#### Extracted material

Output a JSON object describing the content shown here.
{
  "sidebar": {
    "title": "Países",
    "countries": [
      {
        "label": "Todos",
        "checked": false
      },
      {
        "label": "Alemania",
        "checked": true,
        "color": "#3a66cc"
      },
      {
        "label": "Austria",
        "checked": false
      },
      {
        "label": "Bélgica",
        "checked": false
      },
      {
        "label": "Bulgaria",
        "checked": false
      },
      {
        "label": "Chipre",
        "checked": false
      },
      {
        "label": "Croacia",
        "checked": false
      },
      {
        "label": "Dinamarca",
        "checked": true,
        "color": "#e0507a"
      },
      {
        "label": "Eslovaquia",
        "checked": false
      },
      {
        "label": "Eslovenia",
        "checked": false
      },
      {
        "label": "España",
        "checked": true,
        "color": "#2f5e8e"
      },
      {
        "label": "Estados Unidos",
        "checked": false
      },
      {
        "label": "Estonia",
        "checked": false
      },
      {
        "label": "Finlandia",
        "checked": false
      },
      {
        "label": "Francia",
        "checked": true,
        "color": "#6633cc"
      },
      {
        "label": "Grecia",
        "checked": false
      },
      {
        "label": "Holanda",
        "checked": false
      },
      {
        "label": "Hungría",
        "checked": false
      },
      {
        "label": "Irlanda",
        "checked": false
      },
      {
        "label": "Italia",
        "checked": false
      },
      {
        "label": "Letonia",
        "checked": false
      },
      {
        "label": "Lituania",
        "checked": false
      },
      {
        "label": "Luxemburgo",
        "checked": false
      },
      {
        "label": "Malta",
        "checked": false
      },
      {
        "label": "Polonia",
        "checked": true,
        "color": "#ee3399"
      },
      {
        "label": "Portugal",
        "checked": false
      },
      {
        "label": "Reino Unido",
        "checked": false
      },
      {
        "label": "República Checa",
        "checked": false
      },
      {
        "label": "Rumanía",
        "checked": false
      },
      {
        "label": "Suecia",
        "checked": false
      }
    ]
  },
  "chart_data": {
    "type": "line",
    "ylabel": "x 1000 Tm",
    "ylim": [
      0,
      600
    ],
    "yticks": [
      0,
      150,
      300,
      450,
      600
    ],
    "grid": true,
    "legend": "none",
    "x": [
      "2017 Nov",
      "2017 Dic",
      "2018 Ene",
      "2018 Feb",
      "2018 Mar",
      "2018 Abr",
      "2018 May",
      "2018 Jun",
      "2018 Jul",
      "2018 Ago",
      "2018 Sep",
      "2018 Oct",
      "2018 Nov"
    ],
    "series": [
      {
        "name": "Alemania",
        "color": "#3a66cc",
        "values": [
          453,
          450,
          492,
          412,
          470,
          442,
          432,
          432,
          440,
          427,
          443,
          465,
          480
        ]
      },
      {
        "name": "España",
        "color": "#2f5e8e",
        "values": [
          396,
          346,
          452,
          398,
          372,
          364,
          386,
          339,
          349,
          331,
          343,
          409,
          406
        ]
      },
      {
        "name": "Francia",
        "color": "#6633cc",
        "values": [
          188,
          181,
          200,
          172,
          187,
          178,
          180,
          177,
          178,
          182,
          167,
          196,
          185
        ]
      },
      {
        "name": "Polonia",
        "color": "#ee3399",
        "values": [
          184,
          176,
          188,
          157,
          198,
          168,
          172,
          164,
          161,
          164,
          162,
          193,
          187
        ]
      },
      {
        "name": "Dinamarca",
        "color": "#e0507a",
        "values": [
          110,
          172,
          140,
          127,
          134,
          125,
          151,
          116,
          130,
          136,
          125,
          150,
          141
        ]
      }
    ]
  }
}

########

• **Problem description**: Return the whole listing exactly.

• **Written response**:
Output a JSON object describing the content shown here.
{
  "sidebar": {
    "title": "Países",
    "countries": [
      {
        "label": "Todos",
        "checked": false
      },
      {
        "label": "Alemania",
        "checked": true,
        "color": "#3a66cc"
      },
      {
        "label": "Austria",
        "checked": false
      },
      {
        "label": "Bélgica",
        "checked": false
      },
      {
        "label": "Bulgaria",
        "checked": false
      },
      {
        "label": "Chipre",
        "checked": false
      },
      {
        "label": "Croacia",
        "checked": false
      },
      {
        "label": "Dinamarca",
        "checked": true,
        "color": "#e0507a"
      },
      {
        "label": "Eslovaquia",
        "checked": false
      },
      {
        "label": "Eslovenia",
        "checked": false
      },
      {
        "label": "España",
        "checked": true,
        "color": "#2f5e8e"
      },
      {
        "label": "Estados Unidos",
        "checked": false
      },
      {
        "label": "Estonia",
        "checked": false
      },
      {
        "label": "Finlandia",
        "checked": false
      },
      {
        "label": "Francia",
        "checked": true,
        "color": "#6633cc"
      },
      {
        "label": "Grecia",
        "checked": false
      },
      {
        "label": "Holanda",
        "checked": false
      },
      {
        "label": "Hungría",
        "checked": false
      },
      {
        "label": "Irlanda",
        "checked": false
      },
      {
        "label": "Italia",
        "checked": false
      },
      {
        "label": "Letonia",
        "checked": false
      },
      {
        "label": "Lituania",
        "checked": false
      },
      {
        "label": "Luxemburgo",
        "checked": false
      },
      {
        "label": "Malta",
        "checked": false
      },
      {
        "label": "Polonia",
        "checked": true,
        "color": "#ee3399"
      },
      {
        "label": "Portugal",
        "checked": false
      },
      {
        "label": "Reino Unido",
        "checked": false
      },
      {
        "label": "República Checa",
        "checked": false
      },
      {
        "label": "Rumanía",
        "checked": false
      },
      {
        "label": "Suecia",
        "checked": false
      }
    ]
  },
  "chart_data": {
    "type": "line",
    "ylabel": "x 1000 Tm",
    "ylim": [
      0,
      600
    ],
    "yticks": [
      0,
      150,
      300,
      450,
      600
    ],
    "grid": true,
    "legend": "none",
    "x": [
      "2017 Nov",
      "2017 Dic",
      "2018 Ene",
      "2018 Feb",
      "2018 Mar",
      "2018 Abr",
      "2018 May",
      "2018 Jun",
      "2018 Jul",
      "2018 Ago",
      "2018 Sep",
      "2018 Oct",
      "2018 Nov"
    ],
    "series": [
      {
        "name": "Alemania",
        "color": "#3a66cc",
        "values": [
          453,
          450,
          492,
          412,
          470,
          442,
          432,
          432,
          440,
          427,
          443,
          465,
          480
        ]
      },
      {
        "name": "España",
        "color": "#2f5e8e",
        "values": [
          396,
          346,
          452,
          398,
          372,
          364,
          386,
          339,
          349,
          331,
          343,
          409,
          406
        ]
      },
      {
        "name": "Francia",
        "color": "#6633cc",
        "values": [
          188,
          181,
          200,
          172,
          187,
          178,
          180,
          177,
          178,
          182,
          167,
          196,
          185
        ]
      },
      {
        "name": "Polonia",
        "color": "#ee3399",
        "values": [
          184,
          176,
          188,
          157,
          198,
          168,
          172,
          164,
          161,
          164,
          162,
          193,
          187
        ]
      },
      {
        "name": "Dinamarca",
        "color": "#e0507a",
        "values": [
          110,
          172,
          140,
          127,
          134,
          125,
          151,
          116,
          130,
          136,
          125,
          150,
          141
        ]
      }
    ]
  }
}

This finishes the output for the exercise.